▶ **Excerpted passage**:
-- Begin --

This series is related to a spiritual call (started in the early 90s) for me to walk a bridge—from the Judaic camp reaching out to the Messianic/Christian camp and then vice versa—crisscrossing it, realizing and later sharing who and what the real bridge is. Walk with me to discover God’s revelations and passionate plan for our souls.

 

© desireofmysoul.faith (.com & .org) & SoulBreaths.com. All rights reserved.

 

SUGGEST READING THIS FIRST: Beginnings within Beginnings [Part 1] and Beginnings within Beginnings [Part 2]

 

READING TIME: 4 MINUTES

 

From page one of the Bible, God is on the move. His love revealed. He speaks forth creation for the sake of His redemption story . . . for a humanity yet to be created.

 

A humanity who will rebel against His ways, refuse to surrender to Him, and recant their promises to Him.

 

And yet, His mercies endure forever. His love, the motivating factor in all that He does.

-- End --

▶ **Material**:
-- Begin --

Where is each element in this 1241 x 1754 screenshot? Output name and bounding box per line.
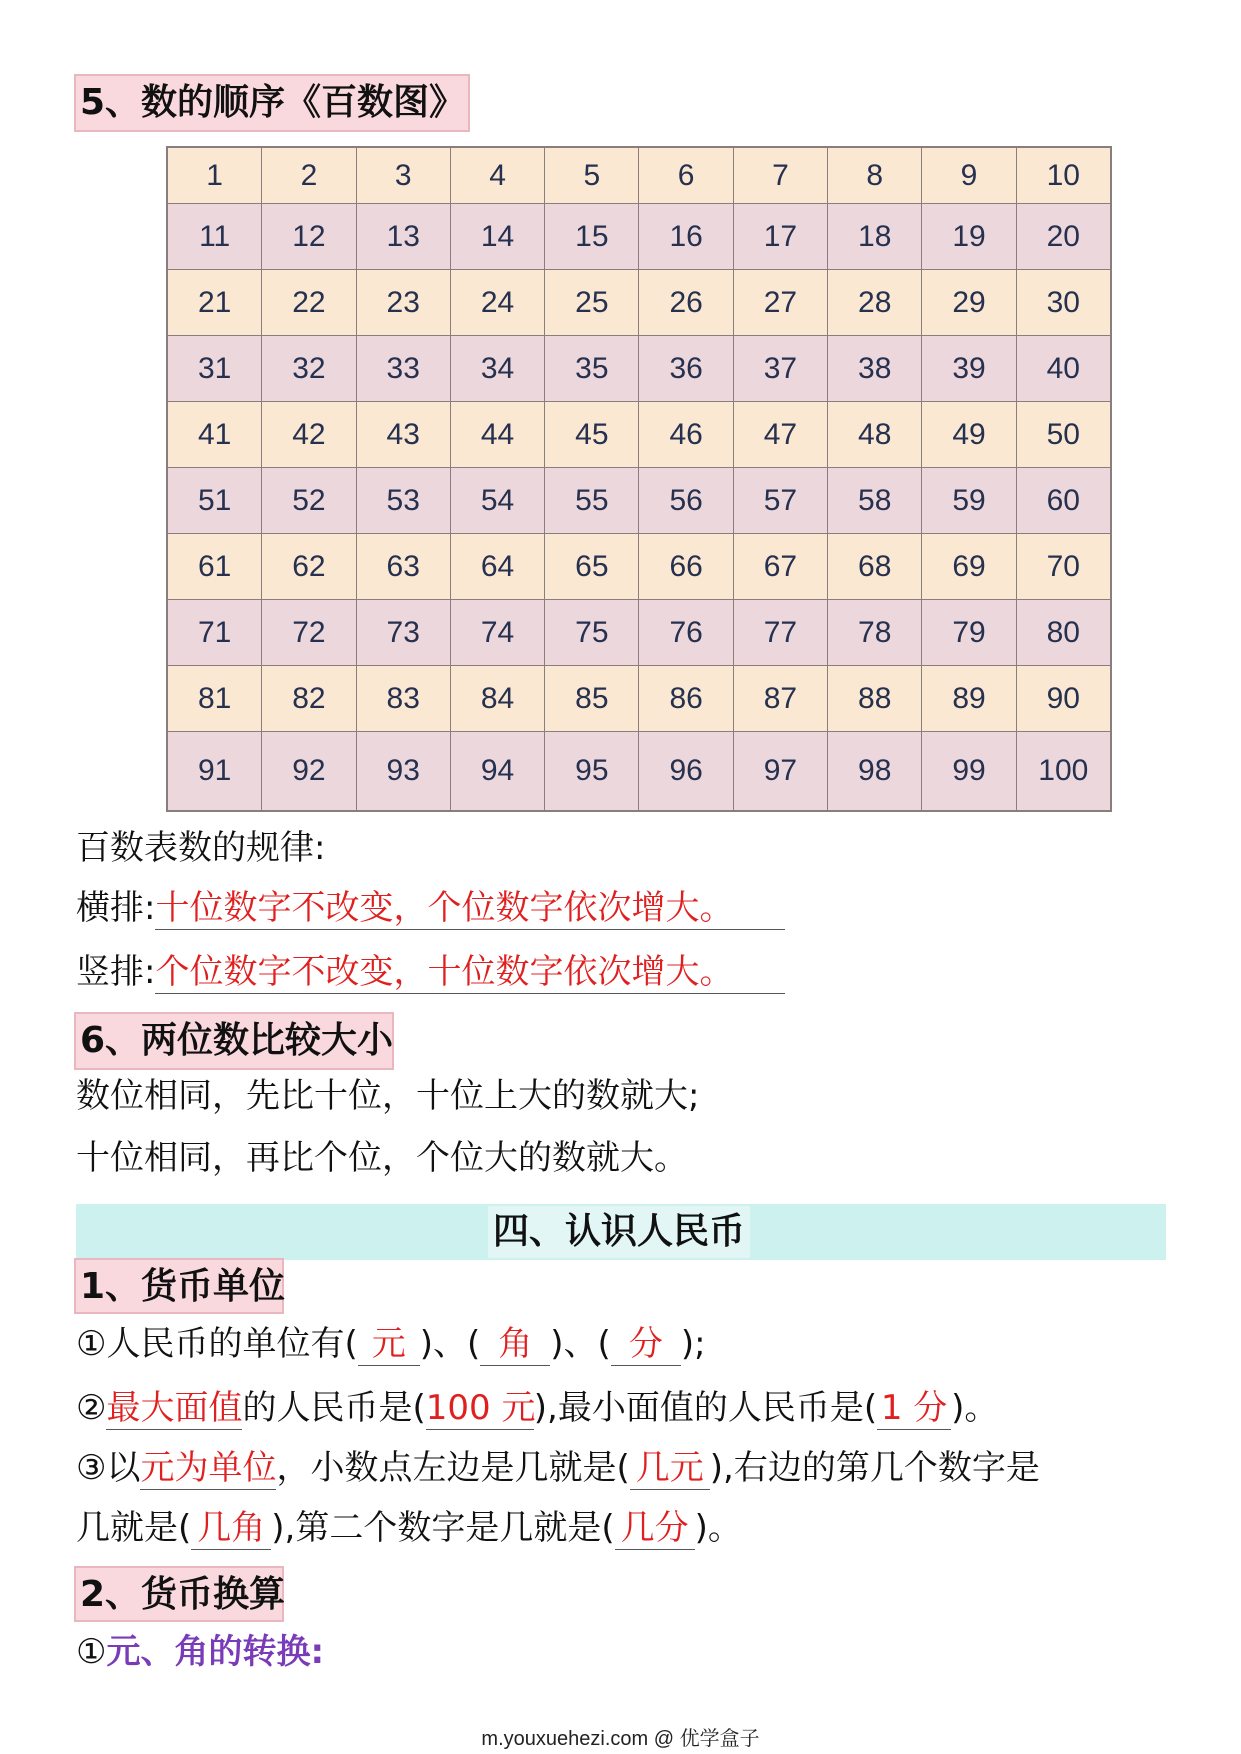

-- End --

▶ **Prompt 1**:
According to the passage on walking a spiritual bridge between the Judaic and Messianic/Christian camps, when did that spiritual call start?
▶ **Prompt 2**:
Reproduce the part of the spiritual-bridge passage that opens with the words containing "A humanity who" and closes with "that He does.".
▶ **Prompt 3**:
Extend the spiritual-bridge passage about God's love and redemption, picking up right after its final sentence.

▶ **Written reply 1**:
In the early 90s.

▶ **Written reply 2**:
A humanity who will rebel against His ways, refuse to surrender to Him, and recant their promises to Him.

 

And yet, His mercies endure forever. His love, the motivating factor in all that He does.

▶ **Written reply 3**:
With a WORD, God created His story, this dimension, space, order, time, this beginning within a beginning. This beginning that is unfolding, contracting, stretching out and beginning again. Our sovereign God who loves to create . . . who desires to continually bring forth new things in line with His purpose and holy desire.

 

Rabbinic teaching says that the WORD God spoke did the actual creation. That same Jewish sentiment echoes throughout the pages of the New Testament—with the rest of the story revealed.

 

Because this WORD came forth from WITHIN God, embodying and performing both the creative process and the world’s REDEMPTIVE process.

 
 

By the word of the Lord the heavens were made,

and by the breath of his mouth all their host.

He gathers the waters of the sea as a heap;

he puts the deeps in storehouses.

Let all the earth fear the Lord;

let all the inhabitants of the world stand in awe of him!

For he spoke, and it came to be;

he commanded, and it stood firm.

Psalm 33:6-9

 
 

By faith we understand that the universe was created

by the word of God,

so that what is seen was not made out of things that are visible.

—Hebrews 11:3

 
 

In [the] beginning was the Word, and the Word was with God, and the Word was God. He was in the beginning with God. All things came into being through Him, and apart from Him not even one thing came into being that has come into being.

—John 1:1-3

 
 

But who or what is this WORD that “came from the Father”? And since creation is part and parcel of God’s redemption story, what part does this WORD play?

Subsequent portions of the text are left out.